→ **STATED EXERCISE**
For the listing below, give the count of lines containing the string "СЧИТАЕТЕ" and nothing else.

[START OF MATERIAL SHOWN]

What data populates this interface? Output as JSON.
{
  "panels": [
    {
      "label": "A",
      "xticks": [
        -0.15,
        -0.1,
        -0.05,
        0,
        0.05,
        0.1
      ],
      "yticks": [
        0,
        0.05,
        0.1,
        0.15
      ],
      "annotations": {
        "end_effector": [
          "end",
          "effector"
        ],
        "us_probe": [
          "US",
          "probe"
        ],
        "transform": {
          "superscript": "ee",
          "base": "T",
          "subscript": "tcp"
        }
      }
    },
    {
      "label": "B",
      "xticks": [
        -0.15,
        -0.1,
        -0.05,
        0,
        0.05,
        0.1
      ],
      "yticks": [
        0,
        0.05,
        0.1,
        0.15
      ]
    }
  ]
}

[END OF MATERIAL SHOWN]
[START OF MATERIAL SHOWN]

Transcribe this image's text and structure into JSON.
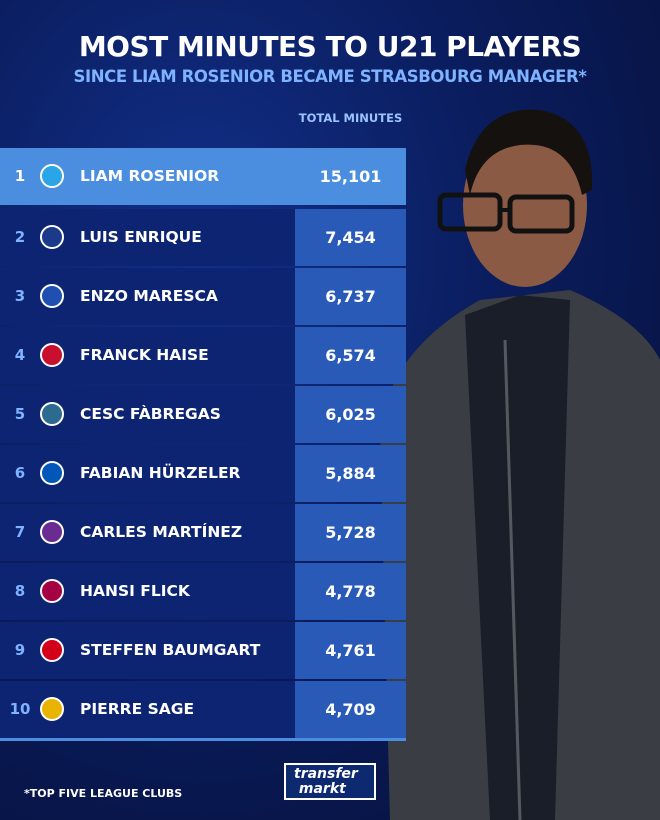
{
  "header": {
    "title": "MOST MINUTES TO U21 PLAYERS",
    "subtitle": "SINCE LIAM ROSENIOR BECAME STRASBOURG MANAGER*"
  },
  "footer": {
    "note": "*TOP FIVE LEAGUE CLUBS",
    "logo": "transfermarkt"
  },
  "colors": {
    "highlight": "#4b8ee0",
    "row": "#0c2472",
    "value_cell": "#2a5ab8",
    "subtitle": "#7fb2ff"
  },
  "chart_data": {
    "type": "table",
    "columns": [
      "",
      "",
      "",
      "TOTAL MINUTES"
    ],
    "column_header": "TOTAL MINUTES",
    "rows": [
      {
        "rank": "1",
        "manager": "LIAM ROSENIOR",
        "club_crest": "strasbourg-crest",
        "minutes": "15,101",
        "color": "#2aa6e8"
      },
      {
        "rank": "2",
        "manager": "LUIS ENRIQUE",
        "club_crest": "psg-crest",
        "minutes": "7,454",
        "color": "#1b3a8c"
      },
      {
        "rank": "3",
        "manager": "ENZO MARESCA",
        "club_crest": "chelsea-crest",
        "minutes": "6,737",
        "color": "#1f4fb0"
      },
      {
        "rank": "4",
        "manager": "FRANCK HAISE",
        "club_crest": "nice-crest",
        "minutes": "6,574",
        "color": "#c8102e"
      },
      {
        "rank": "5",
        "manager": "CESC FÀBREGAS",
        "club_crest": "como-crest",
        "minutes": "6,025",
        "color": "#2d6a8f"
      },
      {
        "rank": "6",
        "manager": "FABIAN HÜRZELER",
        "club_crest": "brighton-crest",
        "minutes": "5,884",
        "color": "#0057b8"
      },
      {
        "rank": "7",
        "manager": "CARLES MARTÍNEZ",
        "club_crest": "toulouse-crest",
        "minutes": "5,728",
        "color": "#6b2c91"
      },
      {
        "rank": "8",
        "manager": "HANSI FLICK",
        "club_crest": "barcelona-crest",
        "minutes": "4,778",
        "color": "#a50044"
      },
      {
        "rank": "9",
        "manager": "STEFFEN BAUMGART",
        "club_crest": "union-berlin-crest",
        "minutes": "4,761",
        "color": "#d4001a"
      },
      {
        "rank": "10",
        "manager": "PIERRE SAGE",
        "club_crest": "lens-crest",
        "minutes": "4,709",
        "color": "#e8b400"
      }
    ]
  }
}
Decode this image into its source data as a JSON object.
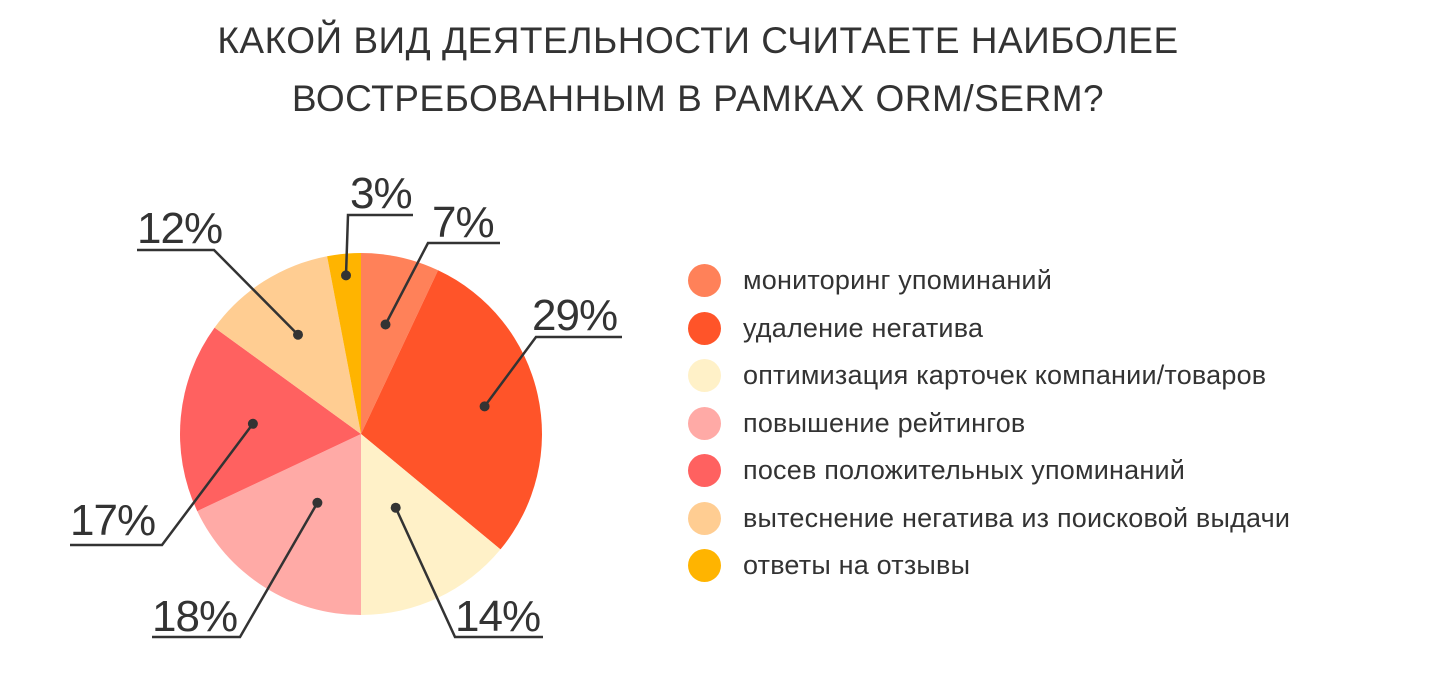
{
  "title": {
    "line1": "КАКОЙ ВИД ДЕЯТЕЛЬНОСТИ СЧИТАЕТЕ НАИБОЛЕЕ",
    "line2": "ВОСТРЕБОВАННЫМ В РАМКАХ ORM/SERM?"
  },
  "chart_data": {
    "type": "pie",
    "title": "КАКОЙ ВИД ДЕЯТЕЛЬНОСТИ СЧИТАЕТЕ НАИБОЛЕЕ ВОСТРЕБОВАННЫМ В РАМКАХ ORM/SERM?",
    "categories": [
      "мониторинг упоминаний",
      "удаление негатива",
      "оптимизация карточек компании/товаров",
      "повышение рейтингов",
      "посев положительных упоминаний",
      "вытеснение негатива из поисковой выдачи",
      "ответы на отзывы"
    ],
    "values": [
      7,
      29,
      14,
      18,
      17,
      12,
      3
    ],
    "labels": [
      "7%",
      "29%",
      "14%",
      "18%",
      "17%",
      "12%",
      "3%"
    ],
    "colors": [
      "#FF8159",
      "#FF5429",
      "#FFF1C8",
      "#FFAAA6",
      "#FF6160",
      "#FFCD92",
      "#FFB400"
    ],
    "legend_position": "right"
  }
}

[END OF MATERIAL SHOWN]

→ **TASK SOLUTION**
2